Transcribe the material exactly. Images do not belong in the copy.

══ DATA IN THIS EXERCISE ══

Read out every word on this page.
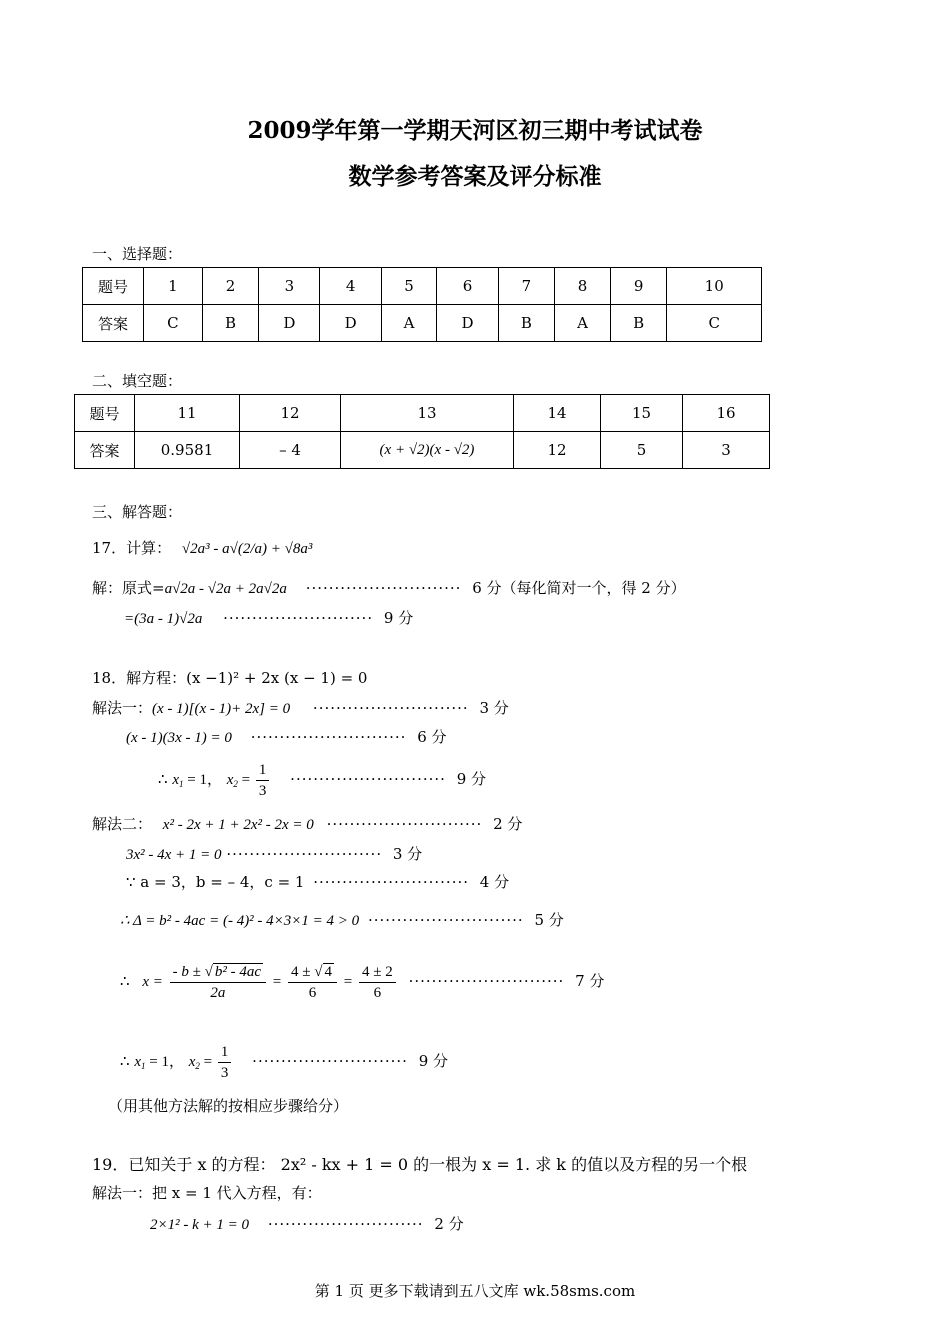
2009学年第一学期天河区初三期中考试试卷
数学参考答案及评分标准
一、选择题：
题号	1	2	3	4	5	6	7	8	9	10
答案	C	B	D	D	A	D	B	A	B	C
二、填空题：
题号	11	12	13	14	15	16
答案	0.9581	– 4	(x + √2)(x - √2)	12	5	3
三、解答题：
17．计算： √2a³ - a√(2/a) + √8a³
解：原式=a√2a - √2a + 2a√2a ··························· 6 分（每化简对一个，得 2 分）
=(3a - 1)√2a ·························· 9 分
18．解方程：(x −1)² + 2x (x − 1) = 0
解法一：(x - 1)[(x - 1)+ 2x] = 0 ··························· 3 分
(x - 1)(3x - 1) = 0 ··························· 6 分
∴ $x_1 = 1$， $x_2 = \frac{1}{3}$ ··························· 9 分
解法二： x² - 2x + 1 + 2x² - 2x = 0 ··························· 2 分
3x² - 4x + 1 = 0 ··························· 3 分
∵ a = 3，b = – 4，c = 1 ··························· 4 分
∴ Δ = b² - 4ac = (- 4)² - 4×3×1 = 4 > 0 ··························· 5 分
∴ $x = \frac{\text{- b ± √ b² - 4ac}}{2a} = \frac{4 \pm √ 4}{6} = \frac{4 \pm 2}{6}$ ··························· 7 分
∴ $x_1 = 1$， $x_2 = \frac{1}{3}$ ··························· 9 分
（用其他方法解的按相应步骤给分）
19．已知关于 x 的方程： 2x² - kx + 1 = 0 的一根为 x = 1. 求 k 的值以及方程的另一个根
解法一：把 x = 1 代入方程，有：
2×1² - k + 1 = 0 ··························· 2 分
第 1 页 更多下载请到五八文库 wk.58sms.com
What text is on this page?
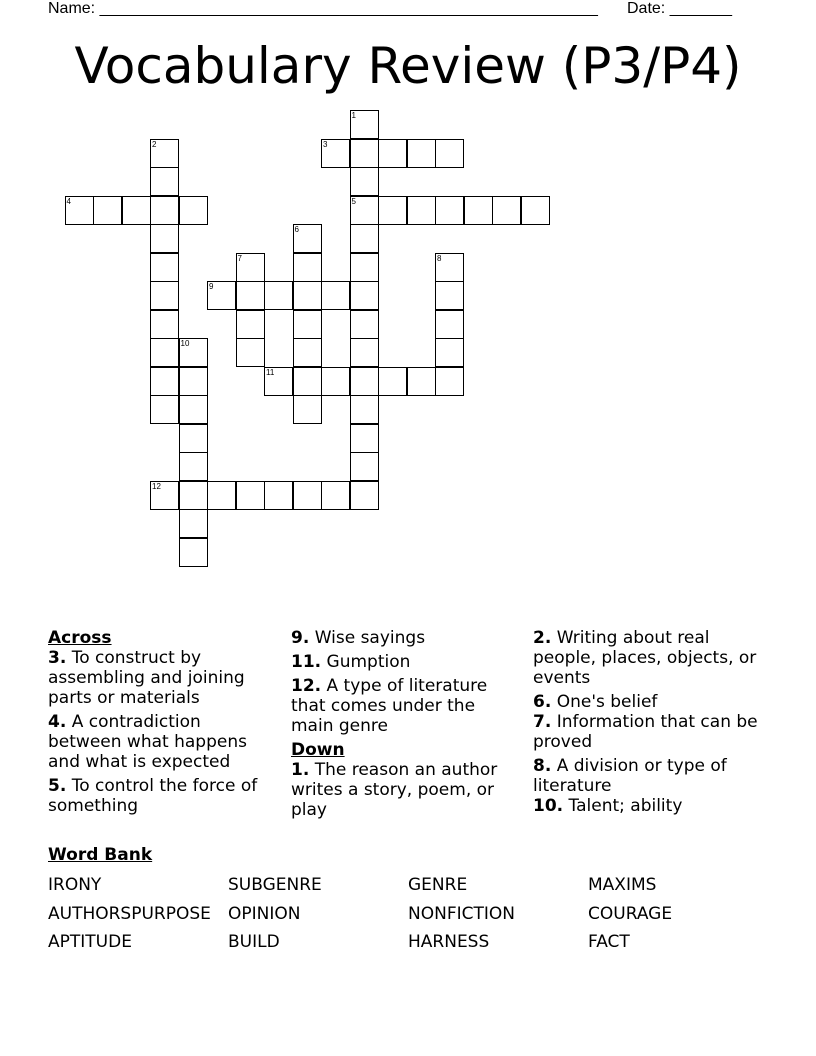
Name: ________________________________________________________ Date: _______
Vocabulary Review (P3/P4)
1
5
2	3
4
6
7	8
9
10
11
12

Across

3. To construct by assembling and joining parts or materials

4. A contradiction between what happens and what is expected

5. To control the force of something

9. Wise sayings

11. Gumption

12. A type of literature that comes under the main genre

Down

1. The reason an author writes a story, poem, or play

2. Writing about real people, places, objects, or events

6. One's belief

7. Information that can be proved

8. A division or type of literature

10. Talent; ability

Word Bank
IRONY	SUBGENRE	GENRE	MAXIMS
AUTHORSPURPOSE OPINION	NONFICTION	COURAGE
APTITUDE	BUILD	HARNESS	FACT
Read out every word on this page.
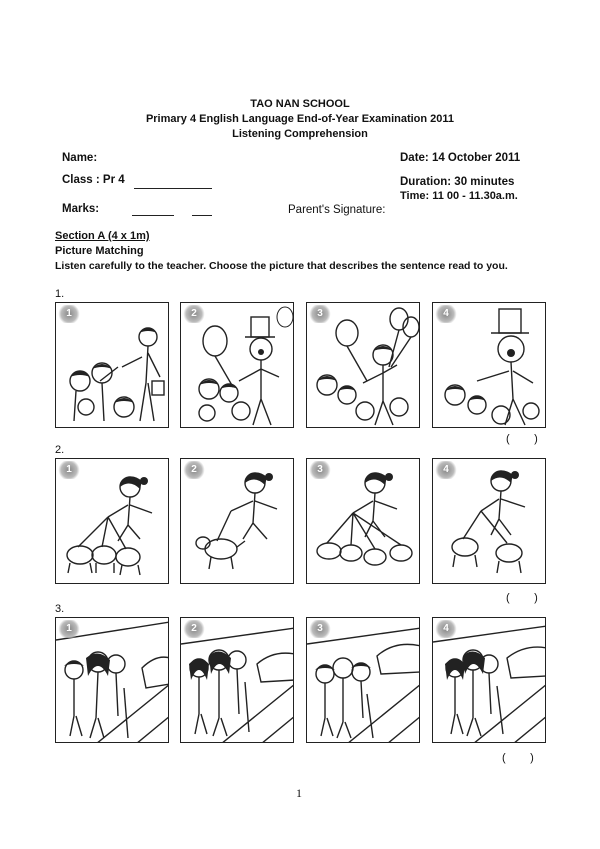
TAO NAN SCHOOL
Primary 4 English Language End-of-Year Examination 2011
Listening Comprehension
Name:	Date: 14 October 2011
Class : Pr 4	Duration: 30 minutes
Time: 11 00 - 11.30a.m.
Marks:	Parent's Signature:
Section A (4 x 1m)
Picture Matching
Listen carefully to the teacher. Choose the picture that describes the sentence read to you.
1.
1	2	3	4
(        )
2.
1	2	3	4
(        )
3.
1	2	3	4
(        )
1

═══

▶ **RESPONSE**
Read out every word on this page.
2009学年第一学期天河区初三期中考试试卷
数学参考答案及评分标准
一、选择题：
题号	1	2	3	4	5	6	7	8	9	10
答案	C	B	D	D	A	D	B	A	B	C
二、填空题：
题号	11	12	13	14	15	16
答案	0.9581	– 4	(x + √2)(x - √2)	12	5	3
三、解答题：
17．计算： √2a³ - a√(2/a) + √8a³
解：原式=a√2a - √2a + 2a√2a ··························· 6 分（每化简对一个，得 2 分）
=(3a - 1)√2a ·························· 9 分
18．解方程：(x −1)² + 2x (x − 1) = 0
解法一：(x - 1)[(x - 1)+ 2x] = 0 ··························· 3 分
(x - 1)(3x - 1) = 0 ··························· 6 分
∴ $x_1 = 1$， $x_2 = \frac{1}{3}$ ··························· 9 分
解法二： x² - 2x + 1 + 2x² - 2x = 0 ··························· 2 分
3x² - 4x + 1 = 0 ··························· 3 分
∵ a = 3，b = – 4，c = 1 ··························· 4 分
∴ Δ = b² - 4ac = (- 4)² - 4×3×1 = 4 > 0 ··························· 5 分
∴ $x = \frac{\text{- b ± √ b² - 4ac}}{2a} = \frac{4 \pm √ 4}{6} = \frac{4 \pm 2}{6}$ ··························· 7 分
∴ $x_1 = 1$， $x_2 = \frac{1}{3}$ ··························· 9 分
（用其他方法解的按相应步骤给分）
19．已知关于 x 的方程： 2x² - kx + 1 = 0 的一根为 x = 1. 求 k 的值以及方程的另一个根
解法一：把 x = 1 代入方程，有：
2×1² - k + 1 = 0 ··························· 2 分
第 1 页 更多下载请到五八文库 wk.58sms.com
What text is on this page?
Name: ________________________________________________________ Date: _______
Vocabulary Review (P3/P4)
1
5
2	3
4
6
7	8
9
10
11
12

Across

3. To construct by assembling and joining parts or materials

4. A contradiction between what happens and what is expected

5. To control the force of something

9. Wise sayings

11. Gumption

12. A type of literature that comes under the main genre

Down

1. The reason an author writes a story, poem, or play

2. Writing about real people, places, objects, or events

6. One's belief

7. Information that can be proved

8. A division or type of literature

10. Talent; ability

Word Bank
IRONY	SUBGENRE	GENRE	MAXIMS
AUTHORSPURPOSE OPINION	NONFICTION	COURAGE
APTITUDE	BUILD	HARNESS	FACT
Read out every word on this page.
TAO NAN SCHOOL
Primary 4 English Language End-of-Year Examination 2011
Listening Comprehension
Name:	Date: 14 October 2011
Class : Pr 4	Duration: 30 minutes
Time: 11 00 - 11.30a.m.
Marks:	Parent's Signature:
Section A (4 x 1m)
Picture Matching
Listen carefully to the teacher. Choose the picture that describes the sentence read to you.
1.
1	2	3	4
(        )
2.
1	2	3	4
(        )
3.
1	2	3	4
(        )
1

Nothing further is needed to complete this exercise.